>> START Data for processing

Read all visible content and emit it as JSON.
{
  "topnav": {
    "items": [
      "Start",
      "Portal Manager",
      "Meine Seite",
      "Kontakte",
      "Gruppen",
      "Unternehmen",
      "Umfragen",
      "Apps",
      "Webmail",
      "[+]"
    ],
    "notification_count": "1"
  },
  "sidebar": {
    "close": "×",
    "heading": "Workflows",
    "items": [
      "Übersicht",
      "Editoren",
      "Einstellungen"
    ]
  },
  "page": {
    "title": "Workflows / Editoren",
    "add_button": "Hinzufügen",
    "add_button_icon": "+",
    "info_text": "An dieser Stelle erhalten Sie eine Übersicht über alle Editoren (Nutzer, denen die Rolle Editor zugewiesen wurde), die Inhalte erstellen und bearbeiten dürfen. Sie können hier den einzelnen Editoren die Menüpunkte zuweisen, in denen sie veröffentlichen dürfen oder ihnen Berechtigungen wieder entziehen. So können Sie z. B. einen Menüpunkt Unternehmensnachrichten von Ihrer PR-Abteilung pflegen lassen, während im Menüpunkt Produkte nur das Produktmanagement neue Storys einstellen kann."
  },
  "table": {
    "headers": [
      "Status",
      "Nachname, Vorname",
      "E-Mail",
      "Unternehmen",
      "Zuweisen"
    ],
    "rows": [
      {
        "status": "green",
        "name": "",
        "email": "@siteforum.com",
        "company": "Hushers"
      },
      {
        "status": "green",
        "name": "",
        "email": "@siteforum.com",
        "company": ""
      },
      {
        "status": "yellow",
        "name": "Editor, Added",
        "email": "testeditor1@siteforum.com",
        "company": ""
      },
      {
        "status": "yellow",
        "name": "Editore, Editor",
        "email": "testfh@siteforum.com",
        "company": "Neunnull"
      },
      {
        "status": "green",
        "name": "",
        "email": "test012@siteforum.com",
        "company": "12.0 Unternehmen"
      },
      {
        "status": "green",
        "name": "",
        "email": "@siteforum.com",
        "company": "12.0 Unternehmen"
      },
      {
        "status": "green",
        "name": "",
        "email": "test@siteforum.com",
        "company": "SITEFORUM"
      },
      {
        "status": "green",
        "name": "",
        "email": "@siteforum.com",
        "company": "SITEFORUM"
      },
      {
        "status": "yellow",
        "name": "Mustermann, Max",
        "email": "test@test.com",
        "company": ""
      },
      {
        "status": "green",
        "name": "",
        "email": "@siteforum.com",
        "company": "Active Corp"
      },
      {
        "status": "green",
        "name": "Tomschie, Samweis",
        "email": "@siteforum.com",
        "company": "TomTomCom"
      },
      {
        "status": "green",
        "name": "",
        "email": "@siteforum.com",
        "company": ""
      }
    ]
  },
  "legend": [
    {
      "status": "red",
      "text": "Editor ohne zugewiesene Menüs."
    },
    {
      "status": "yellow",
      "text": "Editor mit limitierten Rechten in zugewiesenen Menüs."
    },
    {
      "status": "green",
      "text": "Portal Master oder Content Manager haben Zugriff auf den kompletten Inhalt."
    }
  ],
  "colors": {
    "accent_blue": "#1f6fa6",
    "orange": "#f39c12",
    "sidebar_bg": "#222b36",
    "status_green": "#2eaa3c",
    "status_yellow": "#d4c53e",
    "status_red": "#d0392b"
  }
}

>> END Data for processing

* [Requirement] Locate the word "Übersicht" in the entries, and copy every line where it is found.

* [Written response]
      "Übersicht",
    "info_text": "An dieser Stelle erhalten Sie eine Übersicht über alle Editoren (Nutzer, denen die Rolle Editor zugewiesen wurde), die Inhalte erstellen und bearbeiten dürfen. Sie können hier den einzelnen Editoren die Menüpunkte zuweisen, in denen sie veröffentlichen dürfen oder ihnen Berechtigungen wieder entziehen. So können Sie z. B. einen Menüpunkt Unternehmensnachrichten von Ihrer PR-Abteilung pflegen lassen, während im Menüpunkt Produkte nur das Produktmanagement neue Storys einstellen kann."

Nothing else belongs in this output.